# DATA PROVIDED start

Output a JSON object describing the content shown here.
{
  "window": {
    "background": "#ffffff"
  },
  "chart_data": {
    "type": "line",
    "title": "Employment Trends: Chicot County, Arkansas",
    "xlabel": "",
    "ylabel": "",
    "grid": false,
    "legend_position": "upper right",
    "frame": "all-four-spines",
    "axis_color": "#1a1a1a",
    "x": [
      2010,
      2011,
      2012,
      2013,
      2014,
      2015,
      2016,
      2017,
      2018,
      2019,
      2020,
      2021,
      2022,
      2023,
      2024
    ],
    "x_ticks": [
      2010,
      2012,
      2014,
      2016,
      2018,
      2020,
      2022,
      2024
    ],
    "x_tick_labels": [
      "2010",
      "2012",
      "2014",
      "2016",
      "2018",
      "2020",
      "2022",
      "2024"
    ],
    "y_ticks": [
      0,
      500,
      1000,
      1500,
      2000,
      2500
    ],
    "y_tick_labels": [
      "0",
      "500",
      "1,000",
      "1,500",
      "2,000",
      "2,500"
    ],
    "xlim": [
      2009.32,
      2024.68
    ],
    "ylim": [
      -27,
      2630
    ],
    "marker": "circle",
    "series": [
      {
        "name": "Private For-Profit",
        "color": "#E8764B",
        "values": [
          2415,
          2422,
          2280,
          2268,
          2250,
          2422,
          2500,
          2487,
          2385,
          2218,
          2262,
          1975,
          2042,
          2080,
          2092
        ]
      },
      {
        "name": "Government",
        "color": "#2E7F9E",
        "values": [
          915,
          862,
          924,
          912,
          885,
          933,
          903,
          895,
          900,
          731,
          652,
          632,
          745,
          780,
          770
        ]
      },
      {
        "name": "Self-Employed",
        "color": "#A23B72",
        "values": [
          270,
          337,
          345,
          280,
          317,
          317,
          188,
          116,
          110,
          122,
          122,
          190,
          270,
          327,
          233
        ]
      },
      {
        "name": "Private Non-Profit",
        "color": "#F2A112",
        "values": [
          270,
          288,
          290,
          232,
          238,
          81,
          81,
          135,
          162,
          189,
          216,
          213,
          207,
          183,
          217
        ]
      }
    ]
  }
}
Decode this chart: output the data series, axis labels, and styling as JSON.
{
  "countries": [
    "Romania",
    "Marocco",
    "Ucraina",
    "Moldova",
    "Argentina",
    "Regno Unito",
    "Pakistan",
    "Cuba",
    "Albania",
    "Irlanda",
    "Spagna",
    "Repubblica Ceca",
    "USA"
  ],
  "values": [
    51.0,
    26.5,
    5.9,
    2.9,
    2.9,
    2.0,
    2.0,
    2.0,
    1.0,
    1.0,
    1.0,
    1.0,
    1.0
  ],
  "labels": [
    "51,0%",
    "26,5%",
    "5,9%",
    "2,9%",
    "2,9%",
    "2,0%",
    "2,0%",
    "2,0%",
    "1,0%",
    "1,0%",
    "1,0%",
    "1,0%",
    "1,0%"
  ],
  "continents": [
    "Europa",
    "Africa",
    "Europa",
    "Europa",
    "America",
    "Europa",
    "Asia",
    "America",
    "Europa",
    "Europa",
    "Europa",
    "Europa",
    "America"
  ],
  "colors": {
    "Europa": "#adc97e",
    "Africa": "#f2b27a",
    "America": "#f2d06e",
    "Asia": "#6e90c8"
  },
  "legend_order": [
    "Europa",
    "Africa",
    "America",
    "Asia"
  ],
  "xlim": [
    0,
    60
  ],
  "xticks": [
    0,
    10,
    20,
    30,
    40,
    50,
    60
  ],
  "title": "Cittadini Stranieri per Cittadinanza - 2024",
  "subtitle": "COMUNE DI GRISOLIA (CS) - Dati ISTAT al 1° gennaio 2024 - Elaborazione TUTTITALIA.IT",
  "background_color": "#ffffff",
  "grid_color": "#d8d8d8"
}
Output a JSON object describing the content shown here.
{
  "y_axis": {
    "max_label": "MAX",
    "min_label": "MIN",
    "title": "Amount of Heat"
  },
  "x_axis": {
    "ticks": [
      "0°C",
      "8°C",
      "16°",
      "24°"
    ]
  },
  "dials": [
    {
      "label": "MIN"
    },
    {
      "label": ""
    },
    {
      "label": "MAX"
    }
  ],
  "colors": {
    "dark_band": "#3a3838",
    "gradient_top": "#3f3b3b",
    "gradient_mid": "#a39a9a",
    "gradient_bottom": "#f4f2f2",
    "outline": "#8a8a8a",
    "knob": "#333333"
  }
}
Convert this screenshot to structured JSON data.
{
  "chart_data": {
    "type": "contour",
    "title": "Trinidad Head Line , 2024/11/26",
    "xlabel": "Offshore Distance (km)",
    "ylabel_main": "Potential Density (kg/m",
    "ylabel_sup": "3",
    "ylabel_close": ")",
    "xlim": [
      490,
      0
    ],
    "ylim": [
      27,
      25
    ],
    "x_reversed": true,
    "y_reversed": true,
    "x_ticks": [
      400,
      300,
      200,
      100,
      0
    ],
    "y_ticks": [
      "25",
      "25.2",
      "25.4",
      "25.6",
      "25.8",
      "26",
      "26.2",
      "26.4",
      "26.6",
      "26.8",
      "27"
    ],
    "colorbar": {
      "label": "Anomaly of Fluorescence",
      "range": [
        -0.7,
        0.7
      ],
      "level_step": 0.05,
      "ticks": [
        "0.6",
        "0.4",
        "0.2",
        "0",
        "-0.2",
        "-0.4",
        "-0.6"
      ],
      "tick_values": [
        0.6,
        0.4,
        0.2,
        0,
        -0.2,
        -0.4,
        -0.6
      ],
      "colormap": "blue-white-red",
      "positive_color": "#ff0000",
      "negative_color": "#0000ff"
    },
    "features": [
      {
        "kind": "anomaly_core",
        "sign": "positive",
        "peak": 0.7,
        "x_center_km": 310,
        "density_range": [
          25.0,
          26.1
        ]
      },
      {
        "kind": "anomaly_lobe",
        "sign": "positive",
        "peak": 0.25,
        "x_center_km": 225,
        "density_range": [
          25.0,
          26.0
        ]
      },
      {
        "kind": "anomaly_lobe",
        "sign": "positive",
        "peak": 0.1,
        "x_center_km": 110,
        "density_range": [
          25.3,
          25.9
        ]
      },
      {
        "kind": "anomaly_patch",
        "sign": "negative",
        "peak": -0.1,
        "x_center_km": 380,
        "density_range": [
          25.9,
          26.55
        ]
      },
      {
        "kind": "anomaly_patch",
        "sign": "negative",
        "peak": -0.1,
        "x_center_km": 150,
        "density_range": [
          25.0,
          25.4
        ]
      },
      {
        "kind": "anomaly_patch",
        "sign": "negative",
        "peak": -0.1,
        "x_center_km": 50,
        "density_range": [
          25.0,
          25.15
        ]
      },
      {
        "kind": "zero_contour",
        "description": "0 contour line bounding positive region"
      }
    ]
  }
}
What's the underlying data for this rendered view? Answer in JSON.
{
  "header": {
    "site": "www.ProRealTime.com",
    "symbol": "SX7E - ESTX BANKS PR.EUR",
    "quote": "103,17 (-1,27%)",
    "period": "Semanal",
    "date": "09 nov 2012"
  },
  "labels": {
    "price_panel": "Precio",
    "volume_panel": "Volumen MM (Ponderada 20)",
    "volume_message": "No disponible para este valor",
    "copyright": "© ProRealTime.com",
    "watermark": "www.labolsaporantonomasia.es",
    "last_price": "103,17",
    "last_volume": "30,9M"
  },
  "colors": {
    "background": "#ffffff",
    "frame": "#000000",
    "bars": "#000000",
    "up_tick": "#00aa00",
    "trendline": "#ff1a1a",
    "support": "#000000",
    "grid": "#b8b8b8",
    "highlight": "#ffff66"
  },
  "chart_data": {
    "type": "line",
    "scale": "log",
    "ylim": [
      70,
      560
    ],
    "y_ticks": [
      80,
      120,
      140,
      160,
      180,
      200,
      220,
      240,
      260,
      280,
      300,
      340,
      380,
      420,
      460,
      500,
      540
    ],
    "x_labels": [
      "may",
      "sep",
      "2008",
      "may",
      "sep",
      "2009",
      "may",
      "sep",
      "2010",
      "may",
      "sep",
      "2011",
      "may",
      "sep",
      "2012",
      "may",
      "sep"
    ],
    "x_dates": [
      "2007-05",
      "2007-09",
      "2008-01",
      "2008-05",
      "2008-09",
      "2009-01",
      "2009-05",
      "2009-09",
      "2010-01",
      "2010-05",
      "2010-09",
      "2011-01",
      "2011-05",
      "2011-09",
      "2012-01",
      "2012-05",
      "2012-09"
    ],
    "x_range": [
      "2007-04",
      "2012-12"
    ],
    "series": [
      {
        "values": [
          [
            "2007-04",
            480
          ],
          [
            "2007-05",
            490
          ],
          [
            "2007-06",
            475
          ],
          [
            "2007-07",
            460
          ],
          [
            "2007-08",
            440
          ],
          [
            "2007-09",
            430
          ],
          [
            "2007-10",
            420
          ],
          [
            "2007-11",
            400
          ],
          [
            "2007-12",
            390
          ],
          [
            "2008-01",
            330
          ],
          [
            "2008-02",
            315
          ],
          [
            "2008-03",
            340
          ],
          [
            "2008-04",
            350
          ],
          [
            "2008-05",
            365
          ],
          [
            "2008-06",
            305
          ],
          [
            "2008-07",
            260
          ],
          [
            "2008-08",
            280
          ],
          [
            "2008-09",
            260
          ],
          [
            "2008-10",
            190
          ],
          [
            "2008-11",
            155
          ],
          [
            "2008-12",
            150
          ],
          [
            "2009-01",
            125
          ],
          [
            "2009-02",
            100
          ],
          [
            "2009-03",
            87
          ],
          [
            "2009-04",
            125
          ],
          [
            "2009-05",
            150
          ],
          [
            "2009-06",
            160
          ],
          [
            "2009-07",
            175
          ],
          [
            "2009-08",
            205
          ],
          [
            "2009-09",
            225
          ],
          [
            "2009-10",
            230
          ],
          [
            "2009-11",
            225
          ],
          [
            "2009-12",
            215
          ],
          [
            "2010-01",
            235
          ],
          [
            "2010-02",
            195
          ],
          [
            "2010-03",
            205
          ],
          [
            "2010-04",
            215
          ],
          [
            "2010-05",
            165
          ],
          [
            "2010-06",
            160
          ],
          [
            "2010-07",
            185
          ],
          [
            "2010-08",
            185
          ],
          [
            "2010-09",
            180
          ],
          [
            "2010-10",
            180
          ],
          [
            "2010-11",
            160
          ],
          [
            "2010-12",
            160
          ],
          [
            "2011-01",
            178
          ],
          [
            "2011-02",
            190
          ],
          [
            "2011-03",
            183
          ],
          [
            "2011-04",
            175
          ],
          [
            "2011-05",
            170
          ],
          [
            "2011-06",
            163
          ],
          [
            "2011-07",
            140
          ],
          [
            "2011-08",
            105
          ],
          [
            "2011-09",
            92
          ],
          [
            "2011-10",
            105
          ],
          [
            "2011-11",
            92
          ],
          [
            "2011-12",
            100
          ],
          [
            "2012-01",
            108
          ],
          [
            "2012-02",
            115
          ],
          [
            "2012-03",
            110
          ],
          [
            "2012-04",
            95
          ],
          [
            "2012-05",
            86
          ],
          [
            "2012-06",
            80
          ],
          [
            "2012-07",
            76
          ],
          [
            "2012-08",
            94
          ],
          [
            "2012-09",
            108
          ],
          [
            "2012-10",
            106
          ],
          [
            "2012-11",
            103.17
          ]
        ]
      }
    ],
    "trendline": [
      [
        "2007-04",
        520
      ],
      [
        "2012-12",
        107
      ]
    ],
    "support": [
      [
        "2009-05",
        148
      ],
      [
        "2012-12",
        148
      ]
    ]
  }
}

# DATA PROVIDED end

REQUIREMENTS: Scan the data for the word "this" and copy every line where it shows up.

PROBLEM SOLUTION:
Decode this chart: output the data series, axis labels, and styling as JSON.
Convert this screenshot to structured JSON data.
What's the underlying data for this rendered view? Answer in JSON.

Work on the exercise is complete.